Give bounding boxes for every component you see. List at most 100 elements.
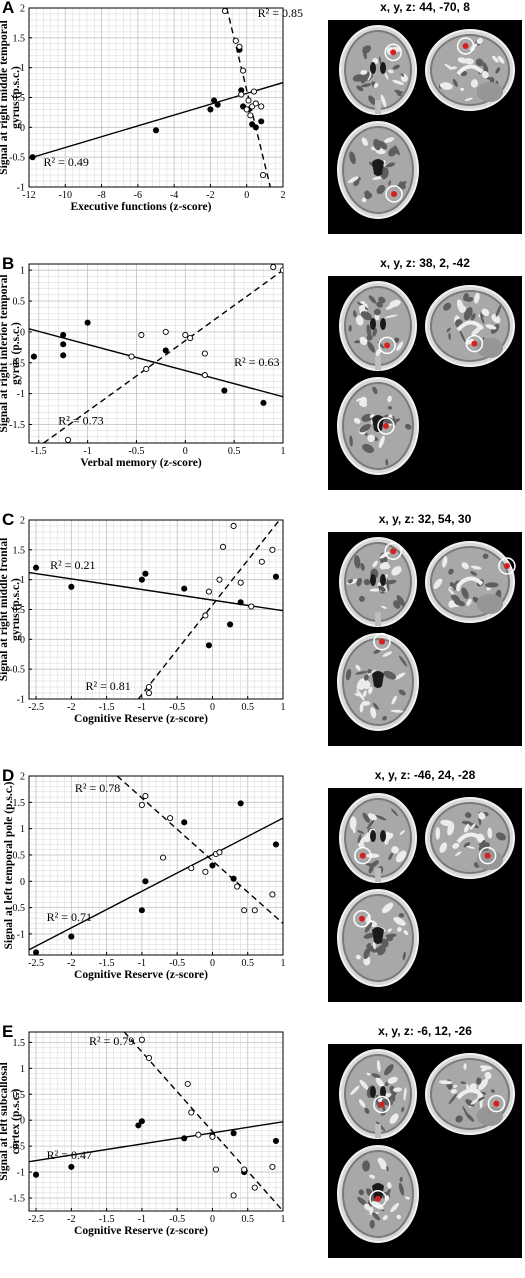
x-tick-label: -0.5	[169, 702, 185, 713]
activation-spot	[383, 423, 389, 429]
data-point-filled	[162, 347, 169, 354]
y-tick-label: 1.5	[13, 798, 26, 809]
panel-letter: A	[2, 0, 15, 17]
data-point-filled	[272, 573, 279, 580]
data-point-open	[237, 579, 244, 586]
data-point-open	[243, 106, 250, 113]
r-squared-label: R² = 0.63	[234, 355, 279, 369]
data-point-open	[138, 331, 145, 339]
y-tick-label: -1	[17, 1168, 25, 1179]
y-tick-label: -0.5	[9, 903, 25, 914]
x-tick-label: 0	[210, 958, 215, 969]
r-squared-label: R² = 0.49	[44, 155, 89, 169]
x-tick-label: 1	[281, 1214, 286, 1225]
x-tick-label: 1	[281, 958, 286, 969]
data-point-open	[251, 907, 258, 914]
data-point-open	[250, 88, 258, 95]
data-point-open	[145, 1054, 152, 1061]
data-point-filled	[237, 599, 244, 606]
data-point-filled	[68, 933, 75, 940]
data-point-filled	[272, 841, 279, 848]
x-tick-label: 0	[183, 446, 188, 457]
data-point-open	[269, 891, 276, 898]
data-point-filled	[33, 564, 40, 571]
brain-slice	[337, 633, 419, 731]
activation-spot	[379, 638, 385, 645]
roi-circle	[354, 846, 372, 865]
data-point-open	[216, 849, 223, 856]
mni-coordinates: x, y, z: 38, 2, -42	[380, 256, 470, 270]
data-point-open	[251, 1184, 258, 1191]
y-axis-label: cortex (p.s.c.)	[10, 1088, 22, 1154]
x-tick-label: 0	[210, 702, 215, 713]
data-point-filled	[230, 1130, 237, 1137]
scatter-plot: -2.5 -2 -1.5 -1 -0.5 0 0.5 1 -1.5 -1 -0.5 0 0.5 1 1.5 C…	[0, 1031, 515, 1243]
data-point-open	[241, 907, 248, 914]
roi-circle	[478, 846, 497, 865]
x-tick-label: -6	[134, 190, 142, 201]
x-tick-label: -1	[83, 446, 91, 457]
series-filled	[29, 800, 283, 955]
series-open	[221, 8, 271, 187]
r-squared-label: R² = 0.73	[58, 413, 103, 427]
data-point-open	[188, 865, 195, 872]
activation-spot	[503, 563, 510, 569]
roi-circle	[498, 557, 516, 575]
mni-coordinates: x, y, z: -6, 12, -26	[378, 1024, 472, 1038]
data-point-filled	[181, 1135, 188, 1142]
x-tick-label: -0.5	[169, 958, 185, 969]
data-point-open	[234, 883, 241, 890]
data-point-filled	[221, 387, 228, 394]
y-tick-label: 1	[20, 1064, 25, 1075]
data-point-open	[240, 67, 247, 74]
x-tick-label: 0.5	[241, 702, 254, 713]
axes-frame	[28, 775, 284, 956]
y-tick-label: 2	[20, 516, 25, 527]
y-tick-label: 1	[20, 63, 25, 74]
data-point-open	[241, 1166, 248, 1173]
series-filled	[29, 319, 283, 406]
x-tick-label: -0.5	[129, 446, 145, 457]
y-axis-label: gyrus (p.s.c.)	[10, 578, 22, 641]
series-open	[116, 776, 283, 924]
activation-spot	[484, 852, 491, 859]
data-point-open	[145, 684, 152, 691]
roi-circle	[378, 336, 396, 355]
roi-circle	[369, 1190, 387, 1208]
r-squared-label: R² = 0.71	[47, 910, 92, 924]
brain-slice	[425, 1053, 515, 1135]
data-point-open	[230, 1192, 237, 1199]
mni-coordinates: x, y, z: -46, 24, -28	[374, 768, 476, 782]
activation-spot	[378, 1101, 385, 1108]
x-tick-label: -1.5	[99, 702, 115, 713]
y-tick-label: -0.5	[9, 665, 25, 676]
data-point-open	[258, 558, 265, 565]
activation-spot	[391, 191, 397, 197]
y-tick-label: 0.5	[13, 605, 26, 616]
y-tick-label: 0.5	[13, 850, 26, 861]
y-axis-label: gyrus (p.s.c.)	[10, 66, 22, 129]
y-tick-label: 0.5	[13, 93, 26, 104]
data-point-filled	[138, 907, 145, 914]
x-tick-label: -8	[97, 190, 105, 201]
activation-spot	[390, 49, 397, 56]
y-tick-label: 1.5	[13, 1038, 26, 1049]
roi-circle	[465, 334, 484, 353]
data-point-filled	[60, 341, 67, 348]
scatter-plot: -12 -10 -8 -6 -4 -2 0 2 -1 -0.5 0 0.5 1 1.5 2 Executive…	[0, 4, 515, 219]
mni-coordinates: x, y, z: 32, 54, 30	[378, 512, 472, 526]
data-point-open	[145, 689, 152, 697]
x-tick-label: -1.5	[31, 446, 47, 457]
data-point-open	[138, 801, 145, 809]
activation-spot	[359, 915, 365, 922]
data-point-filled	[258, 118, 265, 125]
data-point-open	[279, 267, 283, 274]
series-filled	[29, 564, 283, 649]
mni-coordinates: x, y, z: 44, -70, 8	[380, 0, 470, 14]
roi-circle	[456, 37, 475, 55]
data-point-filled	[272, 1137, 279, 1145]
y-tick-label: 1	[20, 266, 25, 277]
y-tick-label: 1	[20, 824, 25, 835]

::::::::::

§ WHAT IS EXPECTED: Please format the entries above as a numbered list with no blank lines, and omit the pictures.

§ RESPONSE:
1. Give bounding boxes for every component you see. List at most 100 elements.
2. x-tick-label: -0.5	[169, 702, 185, 713]
3. activation-spot	[383, 423, 389, 429]
4. data-point-filled	[162, 347, 169, 354]
5. y-tick-label: 1.5	[13, 798, 26, 809]
6. panel-letter: A	[2, 0, 15, 17]
7. data-point-filled	[272, 573, 279, 580]
8. data-point-open	[237, 579, 244, 586]
9. data-point-open	[243, 106, 250, 113]
10. r-squared-label: R² = 0.63	[234, 355, 279, 369]
11. data-point-open	[138, 331, 145, 339]
12. y-tick-label: -1	[17, 1168, 25, 1179]
13. y-tick-label: -0.5	[9, 903, 25, 914]
14. x-tick-label: 0	[210, 958, 215, 969]
15. r-squared-label: R² = 0.49	[44, 155, 89, 169]
16. x-tick-label: 1	[281, 1214, 286, 1225]
17. x-tick-label: 1	[281, 958, 286, 969]
18. data-point-open	[251, 907, 258, 914]
19. data-point-open	[250, 88, 258, 95]
20. data-point-open	[145, 1054, 152, 1061]
21. data-point-filled	[237, 599, 244, 606]
22. data-point-filled	[68, 933, 75, 940]
23. data-point-filled	[272, 841, 279, 848]
24. x-tick-label: 0	[183, 446, 188, 457]
25. data-point-open	[269, 891, 276, 898]
26. data-point-filled	[33, 564, 40, 571]
27. brain-slice	[337, 633, 419, 731]
28. activation-spot	[379, 638, 385, 645]
29. roi-circle	[354, 846, 372, 865]
30. data-point-open	[216, 849, 223, 856]
31. mni-coordinates: x, y, z: 38, 2, -42	[380, 256, 470, 270]
32. data-point-open	[251, 1184, 258, 1191]
33. y-axis-label: cortex (p.s.c.)	[10, 1088, 22, 1154]
34. x-tick-label: 0	[210, 702, 215, 713]
35. data-point-filled	[230, 1130, 237, 1137]
36. scatter-plot: -2.5 -2 -1.5 -1 -0.5 0 0.5 1 -1.5 -1 -0.5 0 0.5 1 1.5 C…	[0, 1031, 515, 1243]
37. data-point-open	[241, 907, 248, 914]
38. roi-circle	[478, 846, 497, 865]
39. x-tick-label: -6	[134, 190, 142, 201]
40. x-tick-label: -1	[83, 446, 91, 457]
41. series-filled	[29, 800, 283, 955]
42. series-open	[221, 8, 271, 187]
43. r-squared-label: R² = 0.73	[58, 413, 103, 427]
44. data-point-open	[188, 865, 195, 872]
45. activation-spot	[503, 563, 510, 569]
46. roi-circle	[498, 557, 516, 575]
47. mni-coordinates: x, y, z: -6, 12, -26	[378, 1024, 472, 1038]
48. data-point-filled	[181, 1135, 188, 1142]
49. x-tick-label: -0.5	[169, 958, 185, 969]
50. data-point-open	[234, 883, 241, 890]
51. data-point-filled	[221, 387, 228, 394]
52. y-tick-label: 1	[20, 1064, 25, 1075]
53. data-point-open	[240, 67, 247, 74]
54. x-tick-label: 0.5	[241, 702, 254, 713]
55. axes-frame	[28, 775, 284, 956]
56. y-tick-label: 2	[20, 516, 25, 527]
57. y-tick-label: 1	[20, 63, 25, 74]
58. data-point-open	[241, 1166, 248, 1173]
59. series-filled	[29, 319, 283, 406]
60. x-tick-label: -0.5	[129, 446, 145, 457]
61. y-axis-label: gyrus (p.s.c.)	[10, 578, 22, 641]
62. series-open	[116, 776, 283, 924]
63. activation-spot	[484, 852, 491, 859]
64. data-point-open	[145, 684, 152, 691]
65. roi-circle	[378, 336, 396, 355]
66. roi-circle	[369, 1190, 387, 1208]
67. r-squared-label: R² = 0.71	[47, 910, 92, 924]
68. brain-slice	[425, 1053, 515, 1135]
69. data-point-open	[230, 1192, 237, 1199]
70. mni-coordinates: x, y, z: -46, 24, -28	[374, 768, 476, 782]
71. activation-spot	[378, 1101, 385, 1108]
72. x-tick-label: -1.5	[99, 702, 115, 713]
73. y-tick-label: -0.5	[9, 665, 25, 676]
74. data-point-open	[258, 558, 265, 565]
75. activation-spot	[391, 191, 397, 197]
76. y-tick-label: 0.5	[13, 605, 26, 616]
77. y-tick-label: 0.5	[13, 850, 26, 861]
78. y-axis-label: gyrus (p.s.c.)	[10, 66, 22, 129]
79. y-tick-label: 0.5	[13, 93, 26, 104]
80. data-point-filled	[138, 907, 145, 914]
81. x-tick-label: -8	[97, 190, 105, 201]
82. activation-spot	[390, 49, 397, 56]
83. y-tick-label: 1.5	[13, 1038, 26, 1049]
84. roi-circle	[465, 334, 484, 353]
85. data-point-filled	[60, 341, 67, 348]
86. scatter-plot: -12 -10 -8 -6 -4 -2 0 2 -1 -0.5 0 0.5 1 1.5 2 Executive…	[0, 4, 515, 219]
87. mni-coordinates: x, y, z: 32, 54, 30	[378, 512, 472, 526]
88. data-point-open	[145, 689, 152, 697]
89. x-tick-label: -1.5	[31, 446, 47, 457]
90. data-point-open	[138, 801, 145, 809]
91. activation-spot	[359, 915, 365, 922]
92. data-point-filled	[258, 118, 265, 125]
93. data-point-open	[279, 267, 283, 274]
94. series-filled	[29, 564, 283, 649]
95. mni-coordinates: x, y, z: 44, -70, 8	[380, 0, 470, 14]
96. roi-circle	[456, 37, 475, 55]
97. data-point-filled	[272, 1137, 279, 1145]
98. y-tick-label: 1	[20, 266, 25, 277]
99. y-tick-label: 1	[20, 824, 25, 835]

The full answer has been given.